These are my memories, my dreams, of you and me*
Showing posts with label marriage. Show all posts
Showing posts with label marriage. Show all posts

Tuesday, November 20, 2012

Bride-to-be!



Last night's Bride-to-be celebrations - we laughed, we ate and ate and ate, we gushed, we embarrassed,  we blushed, we "awww'ed", we rejoiced, we covered our eyes, we shared in sweet moments, we teased, we huddled under blankets, we drank hot chocolate with marshmallows, we sang Taylor Swift, we saw her dance, we witnessed the love of two beautiful people with the Bride-to-be glowing with happiness and excitement, we had an amazing time!!















Thank-you to all the lovely ladies that made it possible! 
(Photographs taken by the phenomenal Vicki)



Sunday, September 2, 2012

Love is in the air


“You know you're in love when you can't fall asleep because reality is finally better than your dreams.”

================================

> [Task objective]: Please reproduce the blog post word for word, beginning at the words "These are my" and stopping after "Bride-to-be!".

> [Data shown]:
================================

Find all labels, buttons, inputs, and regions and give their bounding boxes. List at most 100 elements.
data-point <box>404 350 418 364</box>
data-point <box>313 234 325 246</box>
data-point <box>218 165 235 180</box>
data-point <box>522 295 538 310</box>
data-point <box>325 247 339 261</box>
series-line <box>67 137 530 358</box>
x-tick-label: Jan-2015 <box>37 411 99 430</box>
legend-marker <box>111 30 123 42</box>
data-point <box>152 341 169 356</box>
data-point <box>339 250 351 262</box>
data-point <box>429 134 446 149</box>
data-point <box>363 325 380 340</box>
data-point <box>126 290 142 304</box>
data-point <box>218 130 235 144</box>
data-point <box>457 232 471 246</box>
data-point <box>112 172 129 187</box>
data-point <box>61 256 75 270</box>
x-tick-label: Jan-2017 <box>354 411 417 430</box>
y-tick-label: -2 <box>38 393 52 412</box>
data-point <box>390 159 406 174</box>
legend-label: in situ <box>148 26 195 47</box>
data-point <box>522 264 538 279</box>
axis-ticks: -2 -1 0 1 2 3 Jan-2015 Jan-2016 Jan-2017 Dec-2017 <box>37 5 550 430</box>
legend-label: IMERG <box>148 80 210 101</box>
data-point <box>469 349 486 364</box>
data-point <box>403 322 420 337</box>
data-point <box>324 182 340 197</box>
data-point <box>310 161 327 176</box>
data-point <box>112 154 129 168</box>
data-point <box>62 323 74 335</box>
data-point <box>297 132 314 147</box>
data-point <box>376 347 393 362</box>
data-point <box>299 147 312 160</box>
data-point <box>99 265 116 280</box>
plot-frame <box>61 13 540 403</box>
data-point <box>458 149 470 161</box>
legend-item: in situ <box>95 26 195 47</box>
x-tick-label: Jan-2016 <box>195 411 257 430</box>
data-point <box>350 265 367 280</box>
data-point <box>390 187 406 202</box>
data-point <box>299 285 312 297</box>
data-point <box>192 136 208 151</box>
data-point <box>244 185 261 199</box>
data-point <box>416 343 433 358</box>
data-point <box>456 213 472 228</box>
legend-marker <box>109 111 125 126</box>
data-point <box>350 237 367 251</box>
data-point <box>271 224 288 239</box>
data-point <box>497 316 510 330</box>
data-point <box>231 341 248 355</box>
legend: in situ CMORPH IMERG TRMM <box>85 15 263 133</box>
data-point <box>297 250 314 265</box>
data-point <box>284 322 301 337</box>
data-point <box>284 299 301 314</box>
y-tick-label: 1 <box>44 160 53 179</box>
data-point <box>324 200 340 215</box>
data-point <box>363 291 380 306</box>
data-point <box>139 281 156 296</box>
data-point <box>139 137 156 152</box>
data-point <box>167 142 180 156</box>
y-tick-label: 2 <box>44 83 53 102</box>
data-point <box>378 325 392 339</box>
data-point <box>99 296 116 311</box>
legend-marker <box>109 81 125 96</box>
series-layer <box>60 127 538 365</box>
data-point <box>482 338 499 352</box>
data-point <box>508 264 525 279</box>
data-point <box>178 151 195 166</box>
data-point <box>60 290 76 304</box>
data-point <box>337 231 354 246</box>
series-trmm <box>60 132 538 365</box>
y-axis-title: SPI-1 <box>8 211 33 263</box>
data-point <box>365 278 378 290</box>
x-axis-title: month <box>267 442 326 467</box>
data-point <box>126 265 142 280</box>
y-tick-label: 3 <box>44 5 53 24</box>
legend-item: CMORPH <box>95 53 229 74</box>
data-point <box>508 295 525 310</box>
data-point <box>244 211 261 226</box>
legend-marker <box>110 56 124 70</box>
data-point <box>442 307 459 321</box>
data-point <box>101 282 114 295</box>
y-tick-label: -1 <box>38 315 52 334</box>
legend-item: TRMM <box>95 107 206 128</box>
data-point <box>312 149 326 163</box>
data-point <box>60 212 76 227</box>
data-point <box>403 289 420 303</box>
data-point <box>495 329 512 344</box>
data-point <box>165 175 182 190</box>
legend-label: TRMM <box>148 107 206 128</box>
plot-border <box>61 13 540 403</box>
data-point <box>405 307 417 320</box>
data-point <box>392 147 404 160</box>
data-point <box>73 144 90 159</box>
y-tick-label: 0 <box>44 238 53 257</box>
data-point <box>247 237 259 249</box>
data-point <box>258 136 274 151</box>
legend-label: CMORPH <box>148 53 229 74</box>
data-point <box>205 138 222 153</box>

================================

> [Reply to the exercise]:
These are my memories, my dreams, of you and me*
Showing posts with label marriage. Show all posts
Showing posts with label marriage. Show all posts

Tuesday, November 20, 2012

Bride-to-be!